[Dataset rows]
= = = = =

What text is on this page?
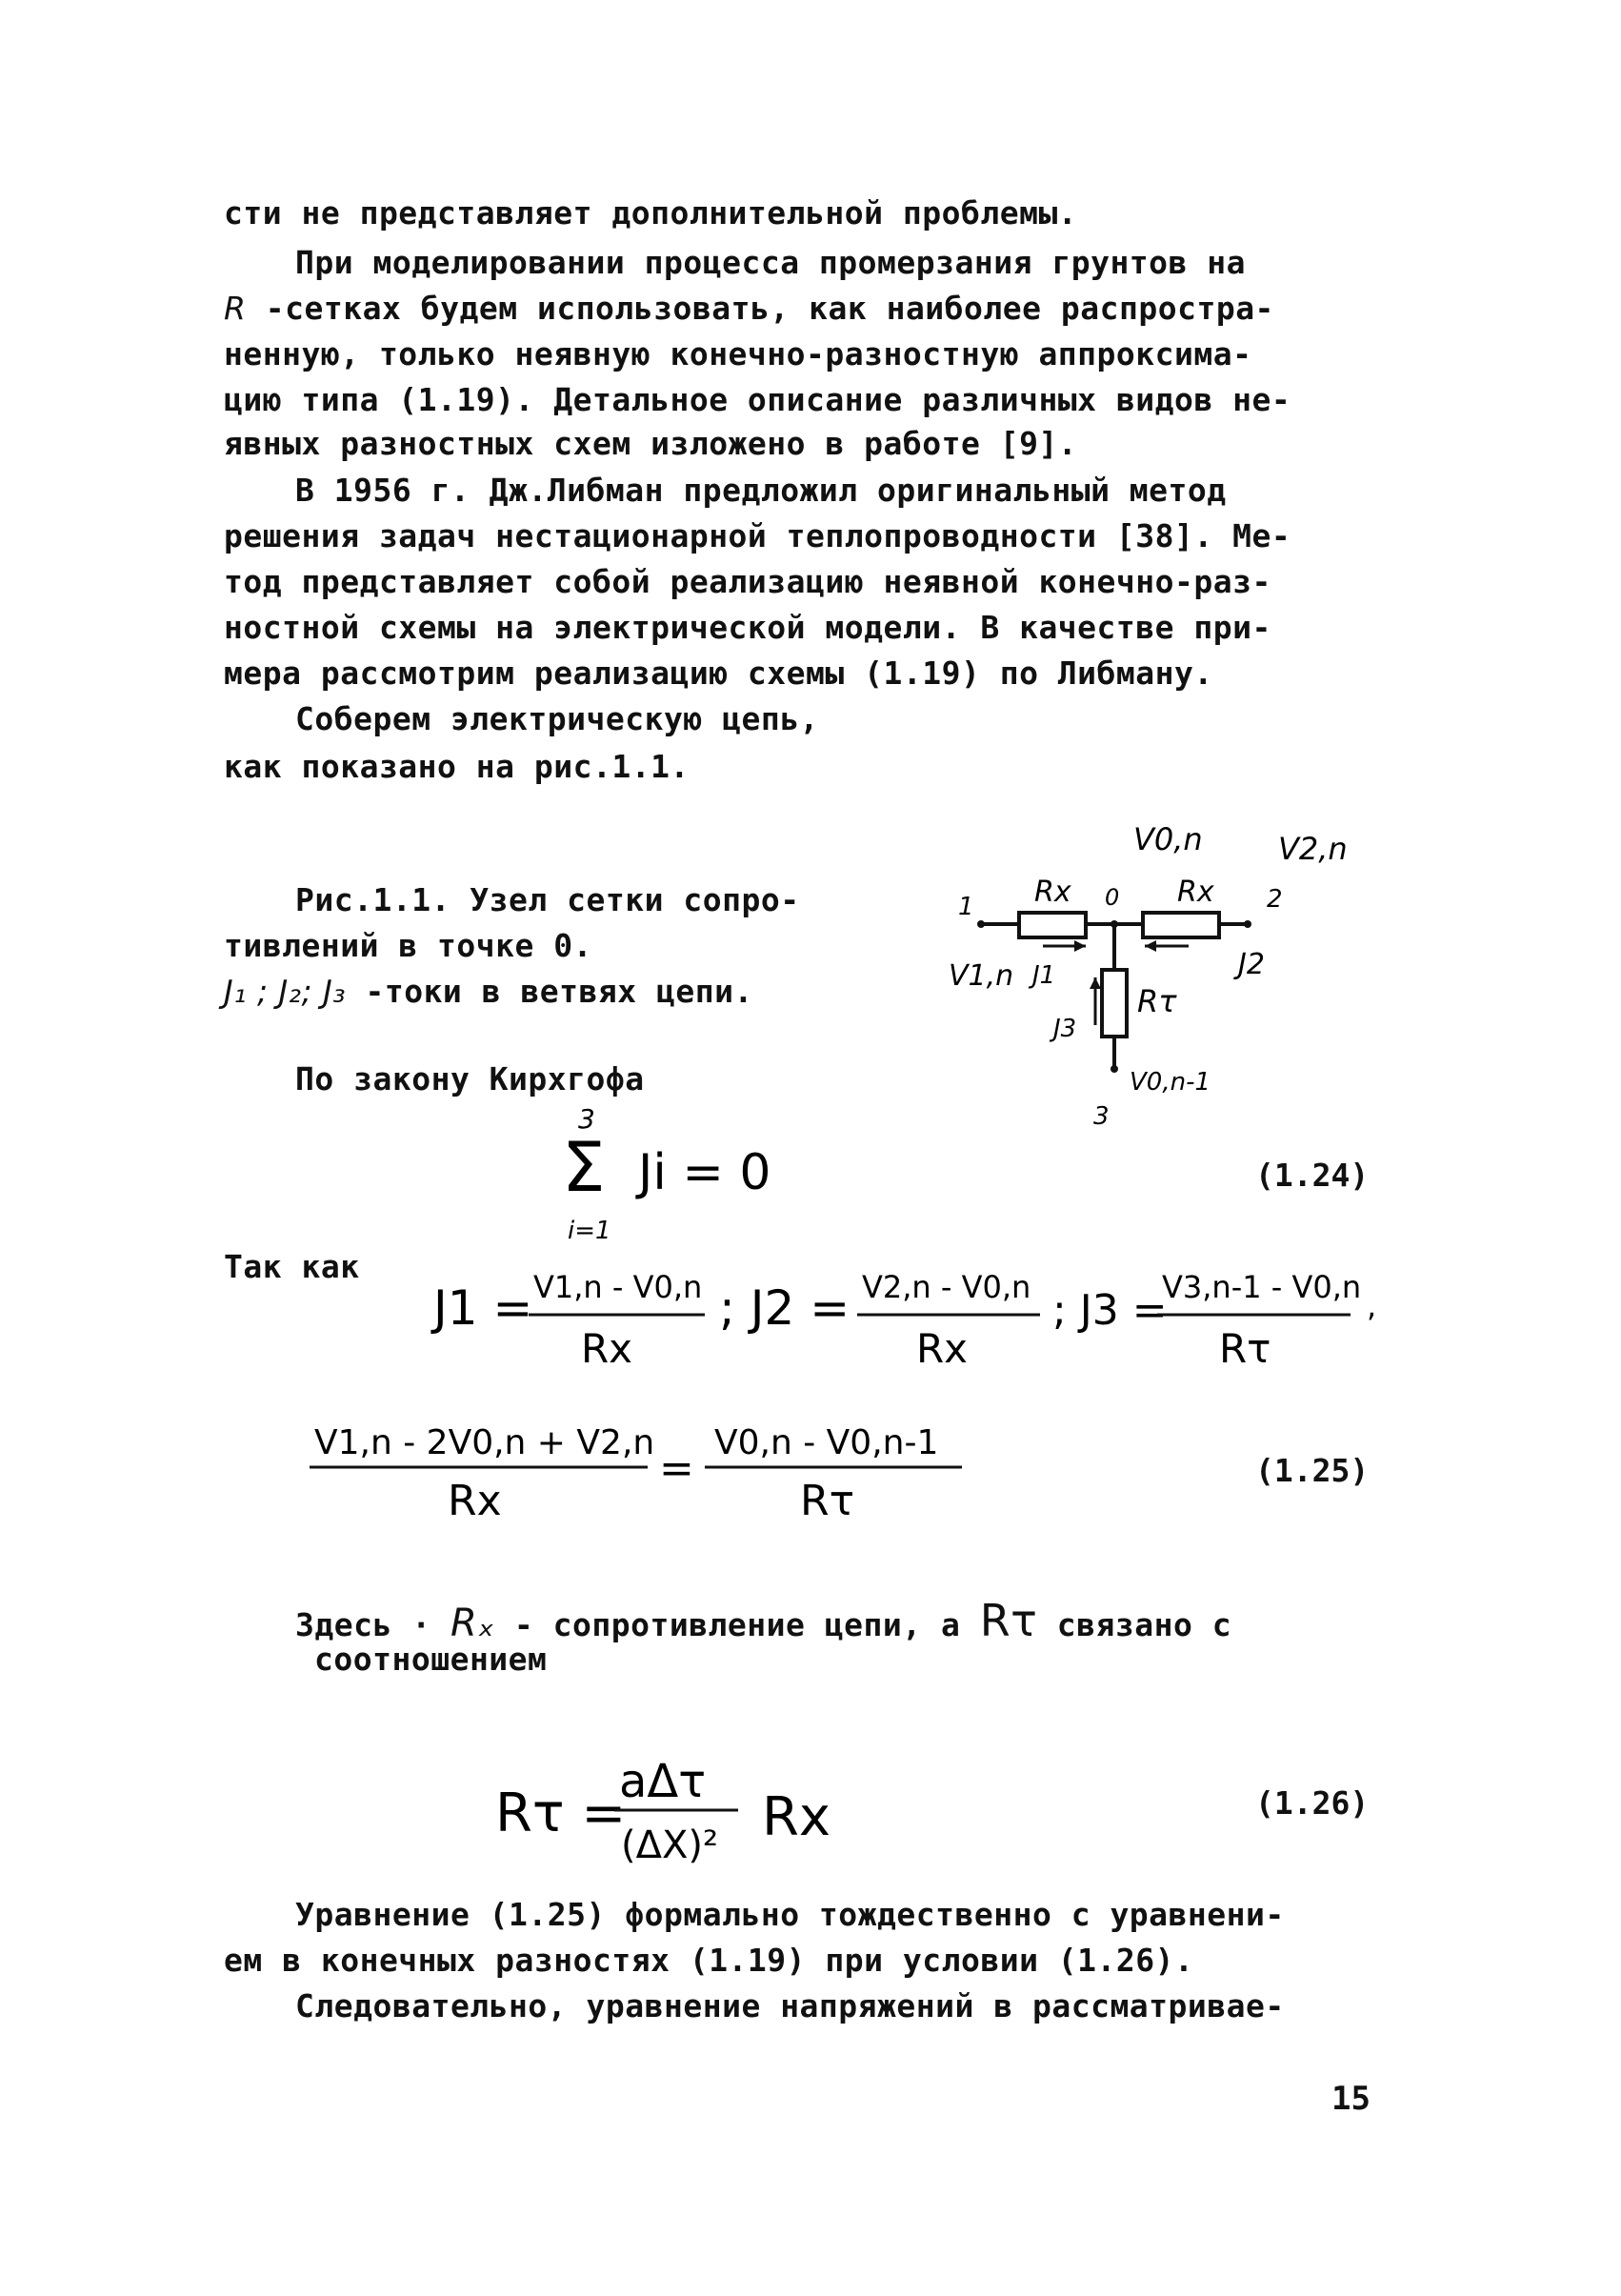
сти не представляет дополнительной проблемы.
При моделировании процесса промерзания грунтов на
R -сетках будем использовать, как наиболее распростра-
ненную, только неявную конечно-разностную аппроксима-
цию типа (1.19). Детальное описание различных видов не-
явных разностных схем изложено в работе [9].
В 1956 г. Дж.Либман предложил оригинальный метод
решения задач нестационарной теплопроводности [38]. Ме-
тод представляет собой реализацию неявной конечно-раз-
ностной схемы на электрической модели. В качестве при-
мера рассмотрим реализацию схемы (1.19) по Либману.
Соберем электрическую цепь,
как показано на рис.1.1.
Рис.1.1. Узел сетки сопро-
тивлений в точке 0.
J₁ ; J₂; J₃ -токи в ветвях цепи.
V0,n V2,n
Rx 0 Rx
1	2
V1,n J1	J2
J3
Rτ
V0,n-1
3
По закону Кирхгофа
3
Σ
i=1
Ji = 0	(1.24)
Так как
J1 = V1,n - V0,n
Rx
; J2 = V2,n - V0,n
Rx
; J3 =
V3,n-1 - V0,n
Rτ
,
V1,n - 2V0,n + V2,n
Rx
=
V0,n - V0,n-1
Rτ
(1.25)
Здесь · Rₓ - сопротивление цепи, а Rτ связано с
соотношением
Rτ =
aΔτ
(ΔX)² Rx	(1.26)
Уравнение (1.25) формально тождественно с уравнени-
ем в конечных разностях (1.19) при условии (1.26).
Следовательно, уравнение напряжений в рассматривае-
15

= = = = =

Write out every line from the entries where "конечно" appears.

ненную, только неявную конечно-разностную аппроксима-
тод представляет собой реализацию неявной конечно-раз-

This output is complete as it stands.